Przepisz wiernie cały poniższy materiał, wiersz po wierszu, bez żadnych zmian.

_____

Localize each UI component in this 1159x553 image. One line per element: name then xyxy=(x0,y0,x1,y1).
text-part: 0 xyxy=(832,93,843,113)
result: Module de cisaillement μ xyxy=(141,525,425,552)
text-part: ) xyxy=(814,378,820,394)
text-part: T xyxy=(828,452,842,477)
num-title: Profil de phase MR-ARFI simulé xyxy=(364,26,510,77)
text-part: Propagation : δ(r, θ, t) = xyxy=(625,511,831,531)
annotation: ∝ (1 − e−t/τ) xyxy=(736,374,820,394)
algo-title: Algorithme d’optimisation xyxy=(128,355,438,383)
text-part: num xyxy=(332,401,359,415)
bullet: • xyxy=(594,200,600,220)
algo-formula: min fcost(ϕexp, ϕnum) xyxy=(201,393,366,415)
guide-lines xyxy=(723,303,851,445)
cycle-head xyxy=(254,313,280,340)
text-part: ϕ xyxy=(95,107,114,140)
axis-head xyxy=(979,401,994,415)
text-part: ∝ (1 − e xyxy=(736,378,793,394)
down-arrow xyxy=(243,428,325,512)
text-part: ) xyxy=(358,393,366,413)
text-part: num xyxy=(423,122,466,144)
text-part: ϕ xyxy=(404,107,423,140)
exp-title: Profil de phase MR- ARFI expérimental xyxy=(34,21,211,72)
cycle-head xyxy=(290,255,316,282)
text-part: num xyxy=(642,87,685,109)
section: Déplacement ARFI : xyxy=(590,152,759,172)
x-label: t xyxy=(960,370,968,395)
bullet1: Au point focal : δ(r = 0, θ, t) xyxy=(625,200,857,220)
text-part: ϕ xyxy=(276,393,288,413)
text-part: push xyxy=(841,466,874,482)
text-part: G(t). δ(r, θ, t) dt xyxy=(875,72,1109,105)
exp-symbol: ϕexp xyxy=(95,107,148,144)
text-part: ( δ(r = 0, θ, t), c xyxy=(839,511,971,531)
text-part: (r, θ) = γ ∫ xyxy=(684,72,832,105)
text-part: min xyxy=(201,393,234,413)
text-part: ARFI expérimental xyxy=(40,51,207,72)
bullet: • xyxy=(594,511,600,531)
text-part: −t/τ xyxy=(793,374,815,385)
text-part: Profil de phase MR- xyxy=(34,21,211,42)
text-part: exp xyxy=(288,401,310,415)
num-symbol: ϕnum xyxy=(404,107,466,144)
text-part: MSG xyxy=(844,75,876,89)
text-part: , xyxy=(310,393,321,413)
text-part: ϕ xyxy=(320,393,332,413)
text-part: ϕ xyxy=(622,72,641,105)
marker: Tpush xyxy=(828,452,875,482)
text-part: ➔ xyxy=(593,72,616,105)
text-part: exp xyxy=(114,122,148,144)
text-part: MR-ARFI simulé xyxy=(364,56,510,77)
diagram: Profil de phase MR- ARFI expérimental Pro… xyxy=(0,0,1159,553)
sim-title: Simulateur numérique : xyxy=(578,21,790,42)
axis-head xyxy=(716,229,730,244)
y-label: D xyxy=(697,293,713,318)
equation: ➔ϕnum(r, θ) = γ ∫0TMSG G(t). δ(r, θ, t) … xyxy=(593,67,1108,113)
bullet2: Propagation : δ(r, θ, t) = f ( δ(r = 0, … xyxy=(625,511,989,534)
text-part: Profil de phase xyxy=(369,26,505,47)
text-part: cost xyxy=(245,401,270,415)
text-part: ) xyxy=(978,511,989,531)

_____

ROZWIĄZANIE ZADANIA:
Localize each UI component in this 1159x553 image. One line per element: name then xyxy=(x0,y0,x1,y1).
text-part: 0 xyxy=(832,93,843,113)
result: Module de cisaillement μ xyxy=(141,525,425,552)
text-part: ) xyxy=(814,378,820,394)
text-part: T xyxy=(828,452,842,477)
num-title: Profil de phase MR-ARFI simulé xyxy=(364,26,510,77)
text-part: Propagation : δ(r, θ, t) = xyxy=(625,511,831,531)
annotation: ∝ (1 − e−t/τ) xyxy=(736,374,820,394)
algo-title: Algorithme d’optimisation xyxy=(128,355,438,383)
text-part: num xyxy=(332,401,359,415)
bullet: • xyxy=(594,200,600,220)
algo-formula: min fcost(ϕexp, ϕnum) xyxy=(201,393,366,415)
guide-lines xyxy=(723,303,851,445)
cycle-head xyxy=(254,313,280,340)
text-part: ϕ xyxy=(95,107,114,140)
axis-head xyxy=(979,401,994,415)
text-part: ∝ (1 − e xyxy=(736,378,793,394)
down-arrow xyxy=(243,428,325,512)
text-part: ) xyxy=(358,393,366,413)
text-part: num xyxy=(423,122,466,144)
text-part: ϕ xyxy=(404,107,423,140)
exp-title: Profil de phase MR- ARFI expérimental xyxy=(34,21,211,72)
cycle-head xyxy=(290,255,316,282)
text-part: num xyxy=(642,87,685,109)
section: Déplacement ARFI : xyxy=(590,152,759,172)
x-label: t xyxy=(960,370,968,395)
bullet1: Au point focal : δ(r = 0, θ, t) xyxy=(625,200,857,220)
text-part: ϕ xyxy=(276,393,288,413)
text-part: push xyxy=(841,466,874,482)
text-part: G(t). δ(r, θ, t) dt xyxy=(875,72,1109,105)
exp-symbol: ϕexp xyxy=(95,107,148,144)
text-part: ( δ(r = 0, θ, t), c xyxy=(839,511,971,531)
text-part: (r, θ) = γ ∫ xyxy=(684,72,832,105)
text-part: min xyxy=(201,393,234,413)
text-part: ARFI expérimental xyxy=(40,51,207,72)
bullet: • xyxy=(594,511,600,531)
text-part: −t/τ xyxy=(793,374,815,385)
text-part: Profil de phase MR- xyxy=(34,21,211,42)
text-part: exp xyxy=(288,401,310,415)
num-symbol: ϕnum xyxy=(404,107,466,144)
text-part: MSG xyxy=(844,75,876,89)
text-part: , xyxy=(310,393,321,413)
text-part: ϕ xyxy=(320,393,332,413)
text-part: ϕ xyxy=(622,72,641,105)
marker: Tpush xyxy=(828,452,875,482)
text-part: ➔ xyxy=(593,72,616,105)
text-part: exp xyxy=(114,122,148,144)
text-part: MR-ARFI simulé xyxy=(364,56,510,77)
diagram: Profil de phase MR- ARFI expérimental Pro… xyxy=(0,0,1159,553)
sim-title: Simulateur numérique : xyxy=(578,21,790,42)
axis-head xyxy=(716,229,730,244)
y-label: D xyxy=(697,293,713,318)
equation: ➔ϕnum(r, θ) = γ ∫0TMSG G(t). δ(r, θ, t) … xyxy=(593,67,1108,113)
bullet2: Propagation : δ(r, θ, t) = f ( δ(r = 0, … xyxy=(625,511,989,534)
text-part: Profil de phase xyxy=(369,26,505,47)
text-part: cost xyxy=(245,401,270,415)
text-part: ) xyxy=(978,511,989,531)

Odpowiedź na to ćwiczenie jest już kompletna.